TASK TO COMPLETE:
Output the material below in full, exactly as it is.

DATA TO USE:
_ _ _ _ _

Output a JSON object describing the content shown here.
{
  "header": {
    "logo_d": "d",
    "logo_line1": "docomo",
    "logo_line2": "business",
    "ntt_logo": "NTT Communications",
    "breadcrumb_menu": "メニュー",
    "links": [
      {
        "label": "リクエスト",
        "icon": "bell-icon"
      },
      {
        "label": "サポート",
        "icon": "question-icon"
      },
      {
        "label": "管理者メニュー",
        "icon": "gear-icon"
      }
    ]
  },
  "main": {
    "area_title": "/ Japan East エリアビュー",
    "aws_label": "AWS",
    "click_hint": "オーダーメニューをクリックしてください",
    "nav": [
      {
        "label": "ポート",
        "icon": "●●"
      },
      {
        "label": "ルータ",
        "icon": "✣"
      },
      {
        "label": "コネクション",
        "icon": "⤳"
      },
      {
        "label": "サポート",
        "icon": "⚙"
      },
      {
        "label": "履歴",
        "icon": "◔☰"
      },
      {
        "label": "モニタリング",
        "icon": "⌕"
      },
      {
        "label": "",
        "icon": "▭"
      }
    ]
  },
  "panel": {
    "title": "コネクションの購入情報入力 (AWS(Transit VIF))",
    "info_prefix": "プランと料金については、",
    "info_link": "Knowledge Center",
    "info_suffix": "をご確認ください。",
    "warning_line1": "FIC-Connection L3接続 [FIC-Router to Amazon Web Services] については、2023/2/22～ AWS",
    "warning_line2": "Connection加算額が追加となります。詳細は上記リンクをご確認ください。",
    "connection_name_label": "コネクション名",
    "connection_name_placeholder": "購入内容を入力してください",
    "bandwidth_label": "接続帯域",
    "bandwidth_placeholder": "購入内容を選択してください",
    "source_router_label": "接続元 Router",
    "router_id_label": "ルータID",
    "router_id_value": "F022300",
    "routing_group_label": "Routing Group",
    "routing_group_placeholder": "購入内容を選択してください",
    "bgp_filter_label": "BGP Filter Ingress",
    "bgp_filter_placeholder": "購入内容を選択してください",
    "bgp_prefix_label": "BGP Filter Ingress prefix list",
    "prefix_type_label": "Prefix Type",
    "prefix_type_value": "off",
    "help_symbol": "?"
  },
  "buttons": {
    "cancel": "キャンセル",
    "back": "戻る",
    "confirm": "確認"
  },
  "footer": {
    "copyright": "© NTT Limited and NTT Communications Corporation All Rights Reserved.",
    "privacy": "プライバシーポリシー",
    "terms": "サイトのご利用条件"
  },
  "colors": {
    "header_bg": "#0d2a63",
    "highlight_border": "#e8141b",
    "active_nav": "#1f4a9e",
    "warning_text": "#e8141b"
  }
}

_ _ _ _ _

OUTPUT FOR THIS EXERCISE:
Output a JSON object describing the content shown here.
{
  "header": {
    "logo_d": "d",
    "logo_line1": "docomo",
    "logo_line2": "business",
    "ntt_logo": "NTT Communications",
    "breadcrumb_menu": "メニュー",
    "links": [
      {
        "label": "リクエスト",
        "icon": "bell-icon"
      },
      {
        "label": "サポート",
        "icon": "question-icon"
      },
      {
        "label": "管理者メニュー",
        "icon": "gear-icon"
      }
    ]
  },
  "main": {
    "area_title": "/ Japan East エリアビュー",
    "aws_label": "AWS",
    "click_hint": "オーダーメニューをクリックしてください",
    "nav": [
      {
        "label": "ポート",
        "icon": "●●"
      },
      {
        "label": "ルータ",
        "icon": "✣"
      },
      {
        "label": "コネクション",
        "icon": "⤳"
      },
      {
        "label": "サポート",
        "icon": "⚙"
      },
      {
        "label": "履歴",
        "icon": "◔☰"
      },
      {
        "label": "モニタリング",
        "icon": "⌕"
      },
      {
        "label": "",
        "icon": "▭"
      }
    ]
  },
  "panel": {
    "title": "コネクションの購入情報入力 (AWS(Transit VIF))",
    "info_prefix": "プランと料金については、",
    "info_link": "Knowledge Center",
    "info_suffix": "をご確認ください。",
    "warning_line1": "FIC-Connection L3接続 [FIC-Router to Amazon Web Services] については、2023/2/22～ AWS",
    "warning_line2": "Connection加算額が追加となります。詳細は上記リンクをご確認ください。",
    "connection_name_label": "コネクション名",
    "connection_name_placeholder": "購入内容を入力してください",
    "bandwidth_label": "接続帯域",
    "bandwidth_placeholder": "購入内容を選択してください",
    "source_router_label": "接続元 Router",
    "router_id_label": "ルータID",
    "router_id_value": "F022300",
    "routing_group_label": "Routing Group",
    "routing_group_placeholder": "購入内容を選択してください",
    "bgp_filter_label": "BGP Filter Ingress",
    "bgp_filter_placeholder": "購入内容を選択してください",
    "bgp_prefix_label": "BGP Filter Ingress prefix list",
    "prefix_type_label": "Prefix Type",
    "prefix_type_value": "off",
    "help_symbol": "?"
  },
  "buttons": {
    "cancel": "キャンセル",
    "back": "戻る",
    "confirm": "確認"
  },
  "footer": {
    "copyright": "© NTT Limited and NTT Communications Corporation All Rights Reserved.",
    "privacy": "プライバシーポリシー",
    "terms": "サイトのご利用条件"
  },
  "colors": {
    "header_bg": "#0d2a63",
    "highlight_border": "#e8141b",
    "active_nav": "#1f4a9e",
    "warning_text": "#e8141b"
  }
}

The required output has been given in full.